**** Raw data

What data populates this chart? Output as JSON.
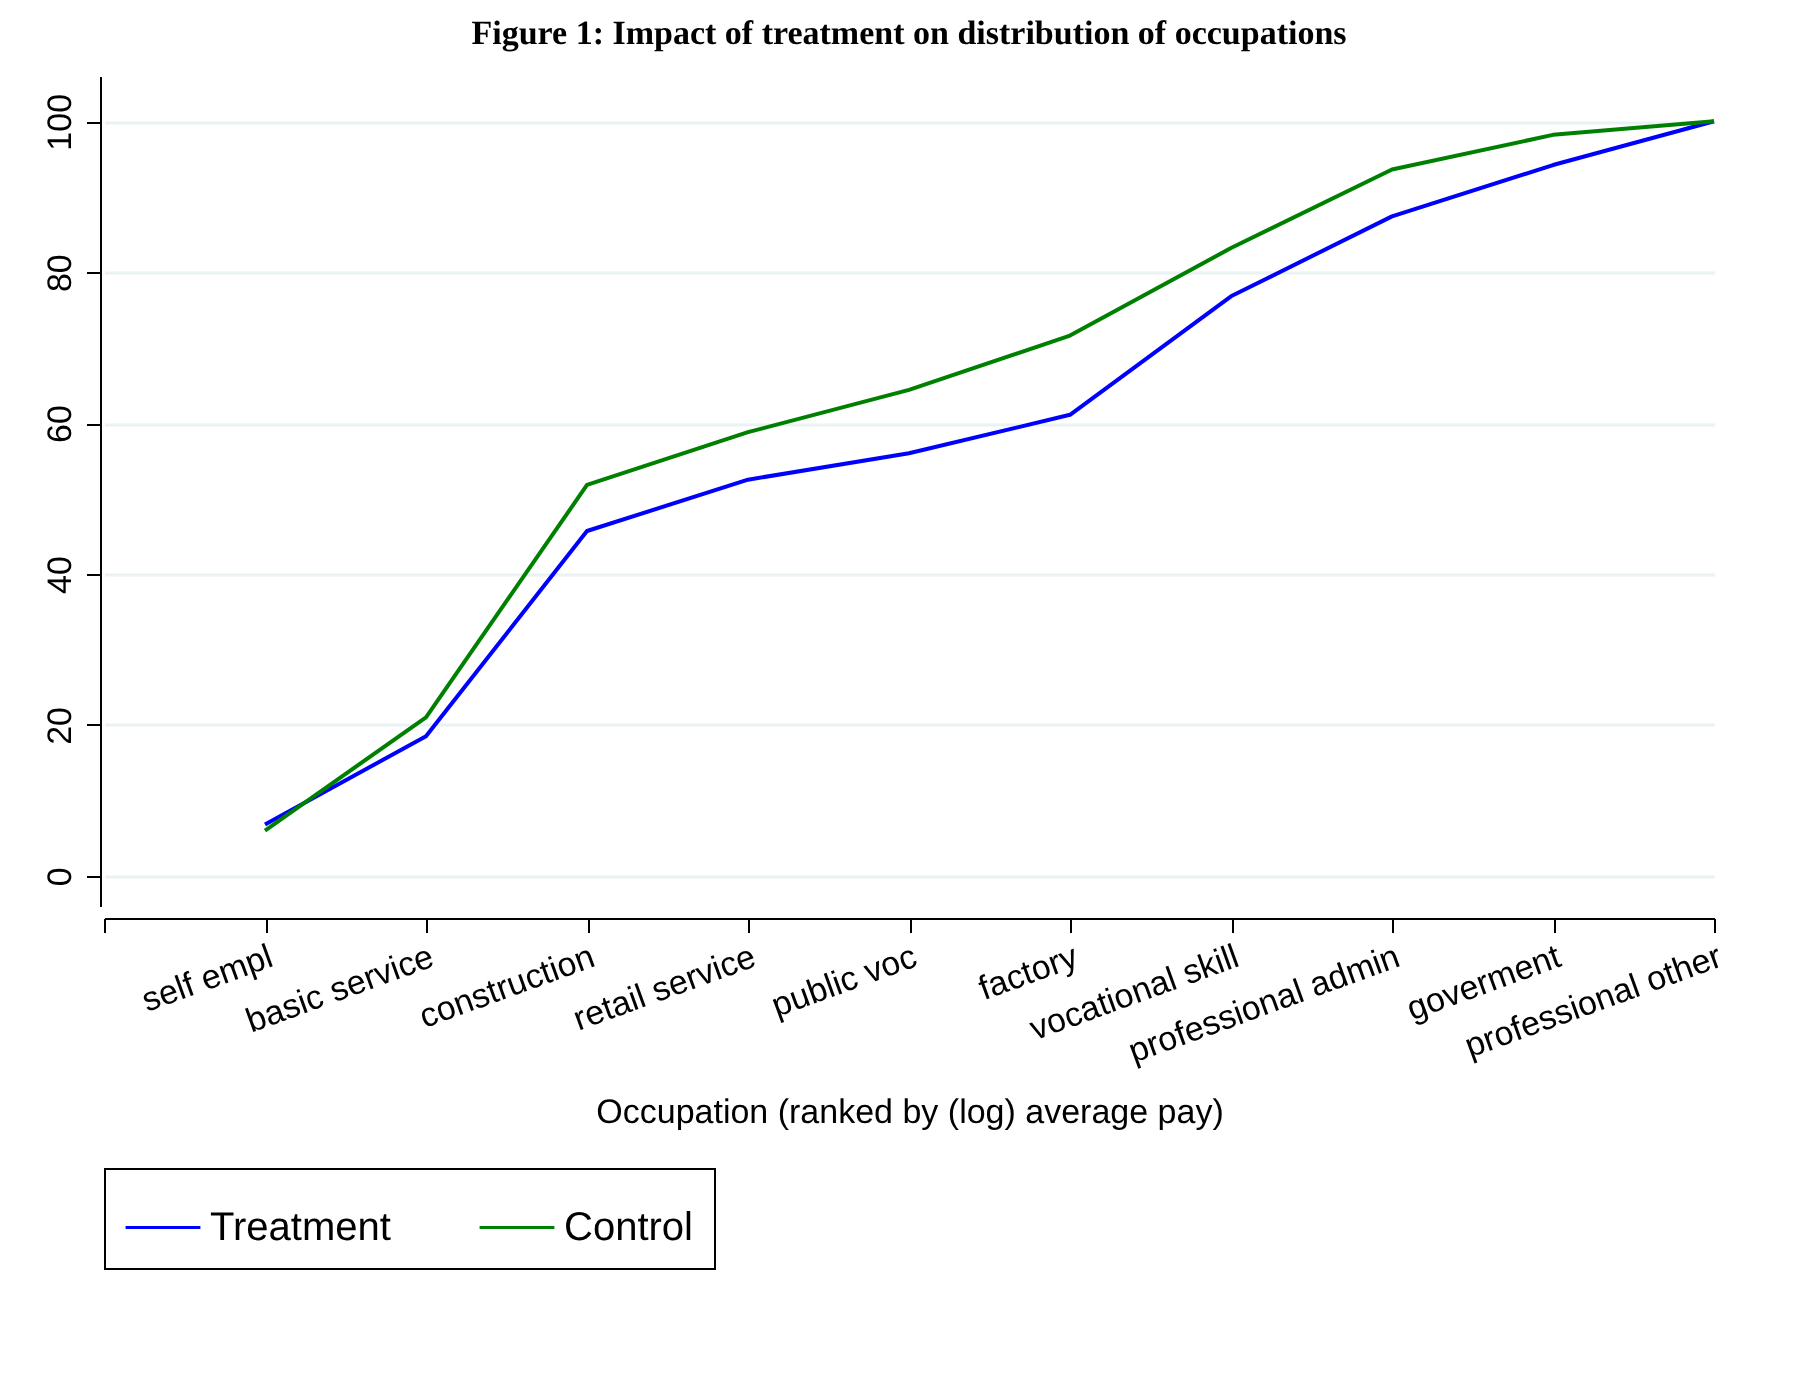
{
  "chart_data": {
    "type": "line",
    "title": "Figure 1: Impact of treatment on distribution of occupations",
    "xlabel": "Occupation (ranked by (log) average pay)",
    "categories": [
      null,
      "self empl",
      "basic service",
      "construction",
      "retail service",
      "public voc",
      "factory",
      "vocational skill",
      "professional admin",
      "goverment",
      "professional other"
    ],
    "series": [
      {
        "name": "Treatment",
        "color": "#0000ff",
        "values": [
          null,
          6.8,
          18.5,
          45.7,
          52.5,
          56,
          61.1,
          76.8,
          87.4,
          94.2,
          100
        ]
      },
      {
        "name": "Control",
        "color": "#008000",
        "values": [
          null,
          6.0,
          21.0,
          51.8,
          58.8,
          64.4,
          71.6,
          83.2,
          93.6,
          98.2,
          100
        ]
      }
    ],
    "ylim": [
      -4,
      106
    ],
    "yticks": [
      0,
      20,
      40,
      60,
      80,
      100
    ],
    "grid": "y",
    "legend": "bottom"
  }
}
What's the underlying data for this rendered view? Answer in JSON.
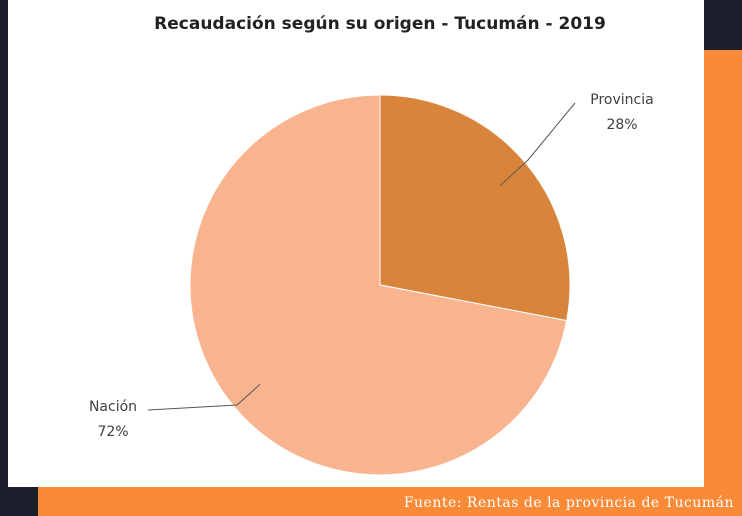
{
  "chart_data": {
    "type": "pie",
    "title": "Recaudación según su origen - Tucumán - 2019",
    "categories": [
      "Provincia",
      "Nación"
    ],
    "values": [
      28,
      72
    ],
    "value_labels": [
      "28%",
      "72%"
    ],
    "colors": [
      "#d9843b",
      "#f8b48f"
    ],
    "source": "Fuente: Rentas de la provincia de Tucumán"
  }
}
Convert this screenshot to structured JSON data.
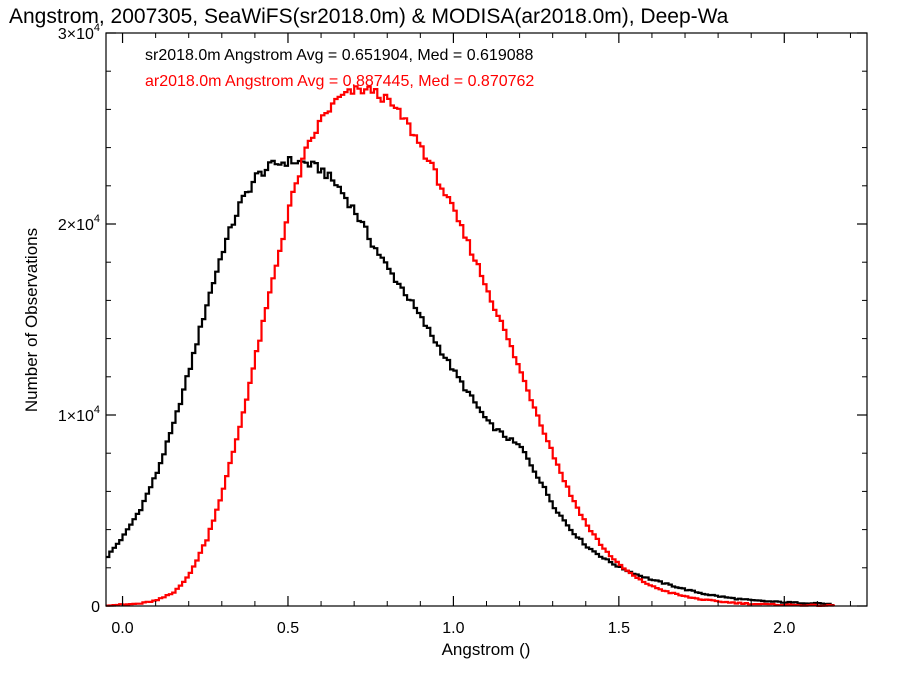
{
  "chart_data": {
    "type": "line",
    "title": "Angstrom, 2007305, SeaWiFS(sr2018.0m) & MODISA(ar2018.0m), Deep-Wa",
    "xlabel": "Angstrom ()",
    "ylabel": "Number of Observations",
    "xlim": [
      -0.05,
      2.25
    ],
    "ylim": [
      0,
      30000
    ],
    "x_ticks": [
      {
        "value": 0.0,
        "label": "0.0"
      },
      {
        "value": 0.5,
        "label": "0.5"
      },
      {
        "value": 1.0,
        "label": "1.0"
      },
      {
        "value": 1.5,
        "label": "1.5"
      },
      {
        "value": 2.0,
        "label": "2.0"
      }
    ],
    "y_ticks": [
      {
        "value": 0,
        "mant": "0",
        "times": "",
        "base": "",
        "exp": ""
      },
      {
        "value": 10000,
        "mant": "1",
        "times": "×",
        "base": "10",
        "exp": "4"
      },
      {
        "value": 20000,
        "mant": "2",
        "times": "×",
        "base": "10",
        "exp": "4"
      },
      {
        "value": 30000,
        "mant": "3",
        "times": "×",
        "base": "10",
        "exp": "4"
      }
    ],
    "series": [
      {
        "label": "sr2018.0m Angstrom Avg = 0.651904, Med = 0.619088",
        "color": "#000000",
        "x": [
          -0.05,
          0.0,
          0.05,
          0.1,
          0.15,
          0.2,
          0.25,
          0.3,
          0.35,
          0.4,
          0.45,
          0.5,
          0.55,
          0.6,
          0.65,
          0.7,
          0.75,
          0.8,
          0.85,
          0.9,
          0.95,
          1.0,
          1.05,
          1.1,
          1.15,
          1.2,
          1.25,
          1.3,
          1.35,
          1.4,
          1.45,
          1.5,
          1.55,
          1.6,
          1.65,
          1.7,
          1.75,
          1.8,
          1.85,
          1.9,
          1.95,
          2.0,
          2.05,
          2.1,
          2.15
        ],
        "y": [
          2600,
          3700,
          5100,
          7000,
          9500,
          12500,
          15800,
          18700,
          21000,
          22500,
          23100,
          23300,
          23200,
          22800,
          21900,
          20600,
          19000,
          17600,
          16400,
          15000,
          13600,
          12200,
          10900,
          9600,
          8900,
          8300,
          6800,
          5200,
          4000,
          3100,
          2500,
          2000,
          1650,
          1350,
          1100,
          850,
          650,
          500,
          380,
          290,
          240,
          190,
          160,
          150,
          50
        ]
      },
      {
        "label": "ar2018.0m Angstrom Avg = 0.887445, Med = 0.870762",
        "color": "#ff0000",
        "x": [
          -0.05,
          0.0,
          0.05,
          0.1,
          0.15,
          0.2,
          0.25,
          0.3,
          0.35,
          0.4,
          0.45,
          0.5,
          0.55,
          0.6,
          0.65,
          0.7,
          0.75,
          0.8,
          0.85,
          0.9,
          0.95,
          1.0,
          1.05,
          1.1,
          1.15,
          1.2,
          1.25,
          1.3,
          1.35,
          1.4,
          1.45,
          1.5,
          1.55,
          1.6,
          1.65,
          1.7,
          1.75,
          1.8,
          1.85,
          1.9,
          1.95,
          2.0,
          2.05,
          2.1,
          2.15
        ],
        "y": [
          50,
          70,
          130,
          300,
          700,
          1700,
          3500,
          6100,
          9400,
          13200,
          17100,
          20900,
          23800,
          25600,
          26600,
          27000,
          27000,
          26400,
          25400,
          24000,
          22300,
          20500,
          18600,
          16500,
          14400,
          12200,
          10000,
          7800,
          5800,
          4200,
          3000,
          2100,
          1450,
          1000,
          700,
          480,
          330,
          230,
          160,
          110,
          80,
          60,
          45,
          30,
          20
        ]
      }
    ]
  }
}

********

• **Requirement**
Transcribe each line above verbatim, with the pictures left out.

• **Response below**
What data populates this chart? Output as JSON.
{
  "chart_data": {
    "type": "line",
    "title": "Figure 1: Impact of treatment on distribution of occupations",
    "xlabel": "Occupation (ranked by (log) average pay)",
    "categories": [
      null,
      "self empl",
      "basic service",
      "construction",
      "retail service",
      "public voc",
      "factory",
      "vocational skill",
      "professional admin",
      "goverment",
      "professional other"
    ],
    "series": [
      {
        "name": "Treatment",
        "color": "#0000ff",
        "values": [
          null,
          6.8,
          18.5,
          45.7,
          52.5,
          56,
          61.1,
          76.8,
          87.4,
          94.2,
          100
        ]
      },
      {
        "name": "Control",
        "color": "#008000",
        "values": [
          null,
          6.0,
          21.0,
          51.8,
          58.8,
          64.4,
          71.6,
          83.2,
          93.6,
          98.2,
          100
        ]
      }
    ],
    "ylim": [
      -4,
      106
    ],
    "yticks": [
      0,
      20,
      40,
      60,
      80,
      100
    ],
    "grid": "y",
    "legend": "bottom"
  }
}
What's the underlying data for this rendered view? Answer in JSON.
{
  "chart_data": {
    "type": "pie",
    "title": "Recaudación según su origen - Tucumán - 2019",
    "categories": [
      "Provincia",
      "Nación"
    ],
    "values": [
      28,
      72
    ],
    "value_labels": [
      "28%",
      "72%"
    ],
    "colors": [
      "#d9843b",
      "#f8b48f"
    ],
    "source": "Fuente: Rentas de la provincia de Tucumán"
  }
}
Convert this screenshot to structured JSON data.
{
  "chart_data": {
    "type": "line",
    "title": "Angstrom, 2007305, SeaWiFS(sr2018.0m) & MODISA(ar2018.0m), Deep-Wa",
    "xlabel": "Angstrom ()",
    "ylabel": "Number of Observations",
    "xlim": [
      -0.05,
      2.25
    ],
    "ylim": [
      0,
      30000
    ],
    "x_ticks": [
      {
        "value": 0.0,
        "label": "0.0"
      },
      {
        "value": 0.5,
        "label": "0.5"
      },
      {
        "value": 1.0,
        "label": "1.0"
      },
      {
        "value": 1.5,
        "label": "1.5"
      },
      {
        "value": 2.0,
        "label": "2.0"
      }
    ],
    "y_ticks": [
      {
        "value": 0,
        "mant": "0",
        "times": "",
        "base": "",
        "exp": ""
      },
      {
        "value": 10000,
        "mant": "1",
        "times": "×",
        "base": "10",
        "exp": "4"
      },
      {
        "value": 20000,
        "mant": "2",
        "times": "×",
        "base": "10",
        "exp": "4"
      },
      {
        "value": 30000,
        "mant": "3",
        "times": "×",
        "base": "10",
        "exp": "4"
      }
    ],
    "series": [
      {
        "label": "sr2018.0m Angstrom Avg = 0.651904, Med = 0.619088",
        "color": "#000000",
        "x": [
          -0.05,
          0.0,
          0.05,
          0.1,
          0.15,
          0.2,
          0.25,
          0.3,
          0.35,
          0.4,
          0.45,
          0.5,
          0.55,
          0.6,
          0.65,
          0.7,
          0.75,
          0.8,
          0.85,
          0.9,
          0.95,
          1.0,
          1.05,
          1.1,
          1.15,
          1.2,
          1.25,
          1.3,
          1.35,
          1.4,
          1.45,
          1.5,
          1.55,
          1.6,
          1.65,
          1.7,
          1.75,
          1.8,
          1.85,
          1.9,
          1.95,
          2.0,
          2.05,
          2.1,
          2.15
        ],
        "y": [
          2600,
          3700,
          5100,
          7000,
          9500,
          12500,
          15800,
          18700,
          21000,
          22500,
          23100,
          23300,
          23200,
          22800,
          21900,
          20600,
          19000,
          17600,
          16400,
          15000,
          13600,
          12200,
          10900,
          9600,
          8900,
          8300,
          6800,
          5200,
          4000,
          3100,
          2500,
          2000,
          1650,
          1350,
          1100,
          850,
          650,
          500,
          380,
          290,
          240,
          190,
          160,
          150,
          50
        ]
      },
      {
        "label": "ar2018.0m Angstrom Avg = 0.887445, Med = 0.870762",
        "color": "#ff0000",
        "x": [
          -0.05,
          0.0,
          0.05,
          0.1,
          0.15,
          0.2,
          0.25,
          0.3,
          0.35,
          0.4,
          0.45,
          0.5,
          0.55,
          0.6,
          0.65,
          0.7,
          0.75,
          0.8,
          0.85,
          0.9,
          0.95,
          1.0,
          1.05,
          1.1,
          1.15,
          1.2,
          1.25,
          1.3,
          1.35,
          1.4,
          1.45,
          1.5,
          1.55,
          1.6,
          1.65,
          1.7,
          1.75,
          1.8,
          1.85,
          1.9,
          1.95,
          2.0,
          2.05,
          2.1,
          2.15
        ],
        "y": [
          50,
          70,
          130,
          300,
          700,
          1700,
          3500,
          6100,
          9400,
          13200,
          17100,
          20900,
          23800,
          25600,
          26600,
          27000,
          27000,
          26400,
          25400,
          24000,
          22300,
          20500,
          18600,
          16500,
          14400,
          12200,
          10000,
          7800,
          5800,
          4200,
          3000,
          2100,
          1450,
          1000,
          700,
          480,
          330,
          230,
          160,
          110,
          80,
          60,
          45,
          30,
          20
        ]
      }
    ]
  }
}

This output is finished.